Stated exercise 1: Please set down the passage on the statement of cash flows word for word, from "Cash flow from operating activities are" up to and including "invoices, and payroll.".

ACCT212 Statement Cash Flows Discussions

Week 6 All Students Posts – 64 Pages 

Let’s start with gaining an understanding of the Statement of Cash Flows. From Exercise 12-17A, select one of the journal entries and explain how the accounts in the journal entry impact the statement of cash flows.

cash flow statement typically breaks out a company’s cash. sources and uses for the period into three categories: cash flow from operating activities, cash flow from investing activities, and cash flow from financing activities. It is important to note that cash flow is not the same as net income, which includes transactions that did not involve actual transfers of money (depreciation is common example of a noncash expense that is included in net income calculations but not in cash flow calculations).

Cash flow from operating activities are generally calculated according to the following formula:

Cash Flows from Operations = Net income + Noncash Expenses + Changes in Working Capital

The statement of cash flows is one of the financial statements issued by a business, and describes the cash flows into and out of the organization. Its particular focus is on the types of activities that create and use cash, which are operations, investments, and financing.

Cash flows in the statement are divided into the following three areas:

  • Operating activities. These constitute the revenue-generating activities of a business. Examples of operating activities are cash received and disbursed for product sales, royalties, commissions, fines, lawsuits, supplier and lender invoices, and payroll.
  • Investing activities. These constitute payments made to acquire long-term assets, as well as cash received from their sale. Examples of investing activities are the purchase of fixed assets and the purchase or sale of securities issued by other entities.

Data rows:
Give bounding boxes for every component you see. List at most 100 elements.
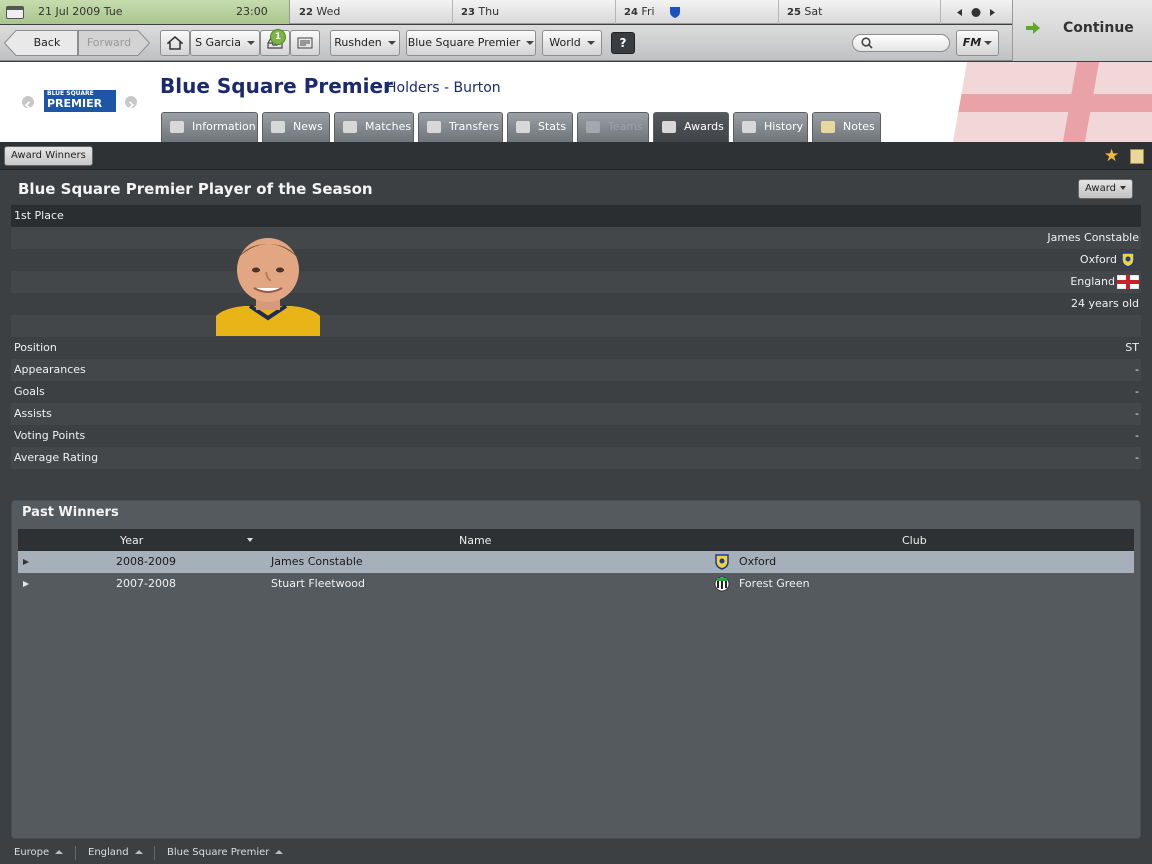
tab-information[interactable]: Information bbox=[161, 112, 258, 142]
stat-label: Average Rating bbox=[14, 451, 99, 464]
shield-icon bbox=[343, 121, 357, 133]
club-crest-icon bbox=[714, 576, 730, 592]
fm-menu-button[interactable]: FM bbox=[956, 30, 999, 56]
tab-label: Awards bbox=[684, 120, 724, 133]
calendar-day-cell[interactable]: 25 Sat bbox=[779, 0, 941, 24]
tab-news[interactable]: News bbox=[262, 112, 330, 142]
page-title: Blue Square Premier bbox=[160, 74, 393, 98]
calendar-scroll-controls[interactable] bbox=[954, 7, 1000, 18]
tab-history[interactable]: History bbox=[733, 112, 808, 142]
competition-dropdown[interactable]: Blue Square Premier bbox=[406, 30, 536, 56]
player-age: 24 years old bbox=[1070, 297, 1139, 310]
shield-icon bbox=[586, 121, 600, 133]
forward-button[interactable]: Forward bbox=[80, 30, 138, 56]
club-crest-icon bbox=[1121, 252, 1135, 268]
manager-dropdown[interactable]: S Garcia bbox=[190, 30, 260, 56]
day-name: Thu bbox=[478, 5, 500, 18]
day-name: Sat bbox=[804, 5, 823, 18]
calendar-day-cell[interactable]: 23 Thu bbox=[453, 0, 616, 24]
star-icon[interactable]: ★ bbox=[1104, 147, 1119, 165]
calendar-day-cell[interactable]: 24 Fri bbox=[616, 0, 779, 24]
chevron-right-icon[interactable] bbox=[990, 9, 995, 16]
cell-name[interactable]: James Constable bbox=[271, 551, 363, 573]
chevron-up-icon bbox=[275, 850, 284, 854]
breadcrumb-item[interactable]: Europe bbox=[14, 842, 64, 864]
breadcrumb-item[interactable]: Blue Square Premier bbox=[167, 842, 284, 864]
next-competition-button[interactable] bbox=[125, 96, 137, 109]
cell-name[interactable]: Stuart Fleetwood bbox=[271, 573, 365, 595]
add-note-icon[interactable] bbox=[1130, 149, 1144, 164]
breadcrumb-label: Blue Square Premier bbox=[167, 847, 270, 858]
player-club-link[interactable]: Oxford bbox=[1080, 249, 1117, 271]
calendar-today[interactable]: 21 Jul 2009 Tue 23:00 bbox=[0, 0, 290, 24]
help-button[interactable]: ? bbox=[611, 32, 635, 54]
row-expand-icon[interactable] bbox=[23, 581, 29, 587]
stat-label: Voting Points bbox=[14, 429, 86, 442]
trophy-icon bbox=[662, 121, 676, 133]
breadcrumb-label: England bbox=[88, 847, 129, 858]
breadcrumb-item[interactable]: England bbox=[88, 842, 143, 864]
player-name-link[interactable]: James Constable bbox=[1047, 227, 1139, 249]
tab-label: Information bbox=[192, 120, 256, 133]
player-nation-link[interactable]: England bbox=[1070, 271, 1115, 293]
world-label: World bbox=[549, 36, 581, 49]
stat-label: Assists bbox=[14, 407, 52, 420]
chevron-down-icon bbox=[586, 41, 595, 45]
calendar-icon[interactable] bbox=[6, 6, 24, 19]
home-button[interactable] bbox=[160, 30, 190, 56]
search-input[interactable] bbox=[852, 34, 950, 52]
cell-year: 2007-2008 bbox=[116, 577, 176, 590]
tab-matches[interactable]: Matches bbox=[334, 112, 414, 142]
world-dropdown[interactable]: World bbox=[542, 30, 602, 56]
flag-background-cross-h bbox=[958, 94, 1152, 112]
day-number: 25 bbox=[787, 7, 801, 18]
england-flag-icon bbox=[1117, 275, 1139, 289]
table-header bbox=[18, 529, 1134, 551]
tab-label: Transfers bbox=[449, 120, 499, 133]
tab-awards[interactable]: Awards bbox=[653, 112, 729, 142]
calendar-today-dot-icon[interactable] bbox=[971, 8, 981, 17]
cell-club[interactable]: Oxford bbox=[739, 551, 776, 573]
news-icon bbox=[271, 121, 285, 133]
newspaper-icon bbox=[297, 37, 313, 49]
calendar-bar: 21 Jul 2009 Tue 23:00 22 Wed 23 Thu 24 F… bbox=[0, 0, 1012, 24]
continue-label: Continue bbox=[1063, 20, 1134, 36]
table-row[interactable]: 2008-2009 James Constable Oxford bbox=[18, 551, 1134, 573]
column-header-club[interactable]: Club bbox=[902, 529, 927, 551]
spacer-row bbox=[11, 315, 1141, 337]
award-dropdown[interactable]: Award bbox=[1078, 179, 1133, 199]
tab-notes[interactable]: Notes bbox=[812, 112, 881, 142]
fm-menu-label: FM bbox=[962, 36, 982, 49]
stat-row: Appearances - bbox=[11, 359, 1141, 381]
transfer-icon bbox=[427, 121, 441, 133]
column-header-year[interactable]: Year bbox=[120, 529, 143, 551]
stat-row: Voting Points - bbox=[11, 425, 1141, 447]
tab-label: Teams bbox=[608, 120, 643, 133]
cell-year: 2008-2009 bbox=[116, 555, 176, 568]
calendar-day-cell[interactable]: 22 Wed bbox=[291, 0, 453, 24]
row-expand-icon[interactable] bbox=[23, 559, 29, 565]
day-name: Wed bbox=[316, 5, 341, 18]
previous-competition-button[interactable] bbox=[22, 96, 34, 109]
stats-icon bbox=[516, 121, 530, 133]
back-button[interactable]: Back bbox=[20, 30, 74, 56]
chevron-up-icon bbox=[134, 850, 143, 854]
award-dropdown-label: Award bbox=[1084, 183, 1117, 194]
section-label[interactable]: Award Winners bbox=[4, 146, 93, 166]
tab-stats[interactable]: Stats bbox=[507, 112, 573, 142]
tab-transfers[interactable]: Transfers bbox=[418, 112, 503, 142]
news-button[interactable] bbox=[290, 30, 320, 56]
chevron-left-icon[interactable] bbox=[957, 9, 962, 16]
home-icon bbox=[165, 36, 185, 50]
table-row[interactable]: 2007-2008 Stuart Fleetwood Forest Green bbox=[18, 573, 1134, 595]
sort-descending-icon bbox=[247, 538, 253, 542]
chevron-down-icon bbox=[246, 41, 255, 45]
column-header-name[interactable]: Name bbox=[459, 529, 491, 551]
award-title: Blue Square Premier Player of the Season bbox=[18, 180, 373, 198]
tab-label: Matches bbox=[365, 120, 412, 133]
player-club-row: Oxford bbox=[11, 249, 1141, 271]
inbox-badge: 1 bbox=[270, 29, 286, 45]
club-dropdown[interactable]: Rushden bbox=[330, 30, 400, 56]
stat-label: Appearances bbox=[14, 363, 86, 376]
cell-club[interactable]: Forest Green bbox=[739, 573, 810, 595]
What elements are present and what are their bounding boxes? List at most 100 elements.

* * *

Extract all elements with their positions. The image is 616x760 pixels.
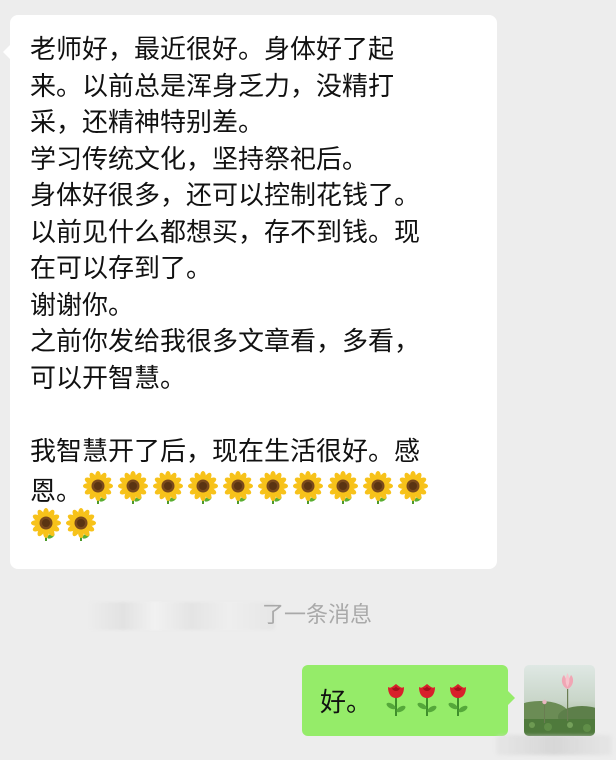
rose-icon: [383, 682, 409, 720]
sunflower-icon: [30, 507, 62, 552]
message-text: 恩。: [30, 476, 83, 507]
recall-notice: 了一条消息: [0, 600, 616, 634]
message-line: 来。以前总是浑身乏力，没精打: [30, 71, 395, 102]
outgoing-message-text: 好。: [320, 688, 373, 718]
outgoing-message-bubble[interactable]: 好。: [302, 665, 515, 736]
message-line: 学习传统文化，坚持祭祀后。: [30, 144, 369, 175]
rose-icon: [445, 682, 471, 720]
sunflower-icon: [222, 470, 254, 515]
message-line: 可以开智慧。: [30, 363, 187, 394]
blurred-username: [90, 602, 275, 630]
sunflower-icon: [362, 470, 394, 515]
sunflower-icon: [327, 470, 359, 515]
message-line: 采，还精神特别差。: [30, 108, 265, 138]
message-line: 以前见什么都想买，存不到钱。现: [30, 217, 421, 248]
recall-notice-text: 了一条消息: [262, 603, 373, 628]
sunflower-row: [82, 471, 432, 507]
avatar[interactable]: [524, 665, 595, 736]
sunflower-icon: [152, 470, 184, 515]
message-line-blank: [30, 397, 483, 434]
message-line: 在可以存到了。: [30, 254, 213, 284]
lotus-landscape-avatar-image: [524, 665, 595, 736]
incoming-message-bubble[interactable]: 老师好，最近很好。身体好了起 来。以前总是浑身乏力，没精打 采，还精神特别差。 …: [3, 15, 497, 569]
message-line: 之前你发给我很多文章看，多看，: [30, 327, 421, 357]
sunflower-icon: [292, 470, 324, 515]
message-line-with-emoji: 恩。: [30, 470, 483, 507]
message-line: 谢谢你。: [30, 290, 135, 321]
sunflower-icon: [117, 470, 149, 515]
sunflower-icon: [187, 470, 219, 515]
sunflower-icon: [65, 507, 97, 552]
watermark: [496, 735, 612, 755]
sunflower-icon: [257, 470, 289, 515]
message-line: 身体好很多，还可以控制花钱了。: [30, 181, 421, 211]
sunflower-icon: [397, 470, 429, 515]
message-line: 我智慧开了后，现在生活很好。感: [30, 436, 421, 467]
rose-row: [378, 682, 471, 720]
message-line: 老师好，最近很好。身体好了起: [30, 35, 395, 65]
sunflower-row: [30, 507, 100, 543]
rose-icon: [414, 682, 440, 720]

Stated exercise 2: From the first block of records, extract the lines from the line with "112, 258, 142]" up to and including the line with "tab-news[interactable]: News bbox=[262, 112, 330, 142]", reproduced verbatim and with nothing else.

Task output 1:
Cash flow from operating activities are generally calculated according to the following formula:

Cash Flows from Operations = Net income + Noncash Expenses + Changes in Working Capital

The statement of cash flows is one of the financial statements issued by a business, and describes the cash flows into and out of the organization. Its particular focus is on the types of activities that create and use cash, which are operations, investments, and financing.

Cash flows in the statement are divided into the following three areas:

  • Operating activities. These constitute the revenue-generating activities of a business. Examples of operating activities are cash received and disbursed for product sales, royalties, commissions, fines, lawsuits, supplier and lender invoices, and payroll.

Task output 2:
tab-information[interactable]: Information bbox=[161, 112, 258, 142]
stat-label: Average Rating bbox=[14, 451, 99, 464]
shield-icon bbox=[343, 121, 357, 133]
club-crest-icon bbox=[714, 576, 730, 592]
fm-menu-button[interactable]: FM bbox=[956, 30, 999, 56]
tab-label: Awards bbox=[684, 120, 724, 133]
calendar-day-cell[interactable]: 25 Sat bbox=[779, 0, 941, 24]
tab-news[interactable]: News bbox=[262, 112, 330, 142]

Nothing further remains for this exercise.